== Input material ==

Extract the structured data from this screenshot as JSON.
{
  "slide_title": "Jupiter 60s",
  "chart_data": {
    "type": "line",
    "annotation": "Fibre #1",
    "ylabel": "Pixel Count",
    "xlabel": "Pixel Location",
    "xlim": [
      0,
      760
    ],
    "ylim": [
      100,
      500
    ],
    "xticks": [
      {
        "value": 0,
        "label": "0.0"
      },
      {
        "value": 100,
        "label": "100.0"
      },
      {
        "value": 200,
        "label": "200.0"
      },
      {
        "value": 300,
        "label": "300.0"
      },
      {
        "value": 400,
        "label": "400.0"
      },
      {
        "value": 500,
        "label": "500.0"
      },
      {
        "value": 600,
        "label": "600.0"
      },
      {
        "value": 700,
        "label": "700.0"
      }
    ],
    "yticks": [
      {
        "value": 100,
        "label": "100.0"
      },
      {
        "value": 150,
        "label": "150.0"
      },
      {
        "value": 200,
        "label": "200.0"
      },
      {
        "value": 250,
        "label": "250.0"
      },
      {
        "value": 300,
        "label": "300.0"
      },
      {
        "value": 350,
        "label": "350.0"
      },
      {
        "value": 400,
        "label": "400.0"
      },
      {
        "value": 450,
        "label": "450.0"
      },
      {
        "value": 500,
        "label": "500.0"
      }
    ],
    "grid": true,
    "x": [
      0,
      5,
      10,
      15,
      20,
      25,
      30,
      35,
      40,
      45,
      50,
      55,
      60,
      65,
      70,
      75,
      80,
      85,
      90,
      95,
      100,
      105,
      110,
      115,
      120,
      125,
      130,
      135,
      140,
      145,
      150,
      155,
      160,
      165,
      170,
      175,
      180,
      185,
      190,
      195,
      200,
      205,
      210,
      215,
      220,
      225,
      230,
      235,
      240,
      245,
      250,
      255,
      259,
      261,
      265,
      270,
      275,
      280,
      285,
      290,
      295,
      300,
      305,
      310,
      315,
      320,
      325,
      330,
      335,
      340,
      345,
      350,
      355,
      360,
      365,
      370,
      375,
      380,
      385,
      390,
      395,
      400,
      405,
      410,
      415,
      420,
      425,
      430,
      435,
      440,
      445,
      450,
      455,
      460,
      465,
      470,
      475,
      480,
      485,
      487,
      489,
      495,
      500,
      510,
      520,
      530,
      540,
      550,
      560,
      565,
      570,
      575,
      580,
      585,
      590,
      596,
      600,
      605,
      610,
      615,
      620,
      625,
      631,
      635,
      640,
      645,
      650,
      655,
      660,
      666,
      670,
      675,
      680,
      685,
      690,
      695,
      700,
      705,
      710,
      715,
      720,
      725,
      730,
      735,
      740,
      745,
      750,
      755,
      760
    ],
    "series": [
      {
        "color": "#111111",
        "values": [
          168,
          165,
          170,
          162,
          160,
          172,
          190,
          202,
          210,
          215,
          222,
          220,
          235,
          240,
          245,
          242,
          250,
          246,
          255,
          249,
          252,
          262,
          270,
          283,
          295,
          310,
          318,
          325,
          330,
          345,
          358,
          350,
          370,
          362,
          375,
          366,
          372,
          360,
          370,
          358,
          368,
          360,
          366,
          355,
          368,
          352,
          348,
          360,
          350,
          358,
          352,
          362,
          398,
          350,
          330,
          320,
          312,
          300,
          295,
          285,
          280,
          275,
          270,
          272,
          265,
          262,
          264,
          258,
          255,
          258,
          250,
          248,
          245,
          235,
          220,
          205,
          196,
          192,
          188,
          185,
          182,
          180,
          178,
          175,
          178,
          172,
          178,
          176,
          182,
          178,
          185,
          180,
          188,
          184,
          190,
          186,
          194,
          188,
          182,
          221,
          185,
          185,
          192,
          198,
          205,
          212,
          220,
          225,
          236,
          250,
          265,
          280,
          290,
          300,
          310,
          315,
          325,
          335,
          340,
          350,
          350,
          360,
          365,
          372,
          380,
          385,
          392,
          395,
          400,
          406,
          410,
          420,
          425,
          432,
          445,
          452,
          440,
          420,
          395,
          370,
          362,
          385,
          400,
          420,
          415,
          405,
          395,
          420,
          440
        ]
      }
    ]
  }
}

===

Problem description — Write down every line of the data exactly as it appears above.

Completed task —
Extract the structured data from this screenshot as JSON.
{
  "slide_title": "Jupiter 60s",
  "chart_data": {
    "type": "line",
    "annotation": "Fibre #1",
    "ylabel": "Pixel Count",
    "xlabel": "Pixel Location",
    "xlim": [
      0,
      760
    ],
    "ylim": [
      100,
      500
    ],
    "xticks": [
      {
        "value": 0,
        "label": "0.0"
      },
      {
        "value": 100,
        "label": "100.0"
      },
      {
        "value": 200,
        "label": "200.0"
      },
      {
        "value": 300,
        "label": "300.0"
      },
      {
        "value": 400,
        "label": "400.0"
      },
      {
        "value": 500,
        "label": "500.0"
      },
      {
        "value": 600,
        "label": "600.0"
      },
      {
        "value": 700,
        "label": "700.0"
      }
    ],
    "yticks": [
      {
        "value": 100,
        "label": "100.0"
      },
      {
        "value": 150,
        "label": "150.0"
      },
      {
        "value": 200,
        "label": "200.0"
      },
      {
        "value": 250,
        "label": "250.0"
      },
      {
        "value": 300,
        "label": "300.0"
      },
      {
        "value": 350,
        "label": "350.0"
      },
      {
        "value": 400,
        "label": "400.0"
      },
      {
        "value": 450,
        "label": "450.0"
      },
      {
        "value": 500,
        "label": "500.0"
      }
    ],
    "grid": true,
    "x": [
      0,
      5,
      10,
      15,
      20,
      25,
      30,
      35,
      40,
      45,
      50,
      55,
      60,
      65,
      70,
      75,
      80,
      85,
      90,
      95,
      100,
      105,
      110,
      115,
      120,
      125,
      130,
      135,
      140,
      145,
      150,
      155,
      160,
      165,
      170,
      175,
      180,
      185,
      190,
      195,
      200,
      205,
      210,
      215,
      220,
      225,
      230,
      235,
      240,
      245,
      250,
      255,
      259,
      261,
      265,
      270,
      275,
      280,
      285,
      290,
      295,
      300,
      305,
      310,
      315,
      320,
      325,
      330,
      335,
      340,
      345,
      350,
      355,
      360,
      365,
      370,
      375,
      380,
      385,
      390,
      395,
      400,
      405,
      410,
      415,
      420,
      425,
      430,
      435,
      440,
      445,
      450,
      455,
      460,
      465,
      470,
      475,
      480,
      485,
      487,
      489,
      495,
      500,
      510,
      520,
      530,
      540,
      550,
      560,
      565,
      570,
      575,
      580,
      585,
      590,
      596,
      600,
      605,
      610,
      615,
      620,
      625,
      631,
      635,
      640,
      645,
      650,
      655,
      660,
      666,
      670,
      675,
      680,
      685,
      690,
      695,
      700,
      705,
      710,
      715,
      720,
      725,
      730,
      735,
      740,
      745,
      750,
      755,
      760
    ],
    "series": [
      {
        "color": "#111111",
        "values": [
          168,
          165,
          170,
          162,
          160,
          172,
          190,
          202,
          210,
          215,
          222,
          220,
          235,
          240,
          245,
          242,
          250,
          246,
          255,
          249,
          252,
          262,
          270,
          283,
          295,
          310,
          318,
          325,
          330,
          345,
          358,
          350,
          370,
          362,
          375,
          366,
          372,
          360,
          370,
          358,
          368,
          360,
          366,
          355,
          368,
          352,
          348,
          360,
          350,
          358,
          352,
          362,
          398,
          350,
          330,
          320,
          312,
          300,
          295,
          285,
          280,
          275,
          270,
          272,
          265,
          262,
          264,
          258,
          255,
          258,
          250,
          248,
          245,
          235,
          220,
          205,
          196,
          192,
          188,
          185,
          182,
          180,
          178,
          175,
          178,
          172,
          178,
          176,
          182,
          178,
          185,
          180,
          188,
          184,
          190,
          186,
          194,
          188,
          182,
          221,
          185,
          185,
          192,
          198,
          205,
          212,
          220,
          225,
          236,
          250,
          265,
          280,
          290,
          300,
          310,
          315,
          325,
          335,
          340,
          350,
          350,
          360,
          365,
          372,
          380,
          385,
          392,
          395,
          400,
          406,
          410,
          420,
          425,
          432,
          445,
          452,
          440,
          420,
          395,
          370,
          362,
          385,
          400,
          420,
          415,
          405,
          395,
          420,
          440
        ]
      }
    ]
  }
}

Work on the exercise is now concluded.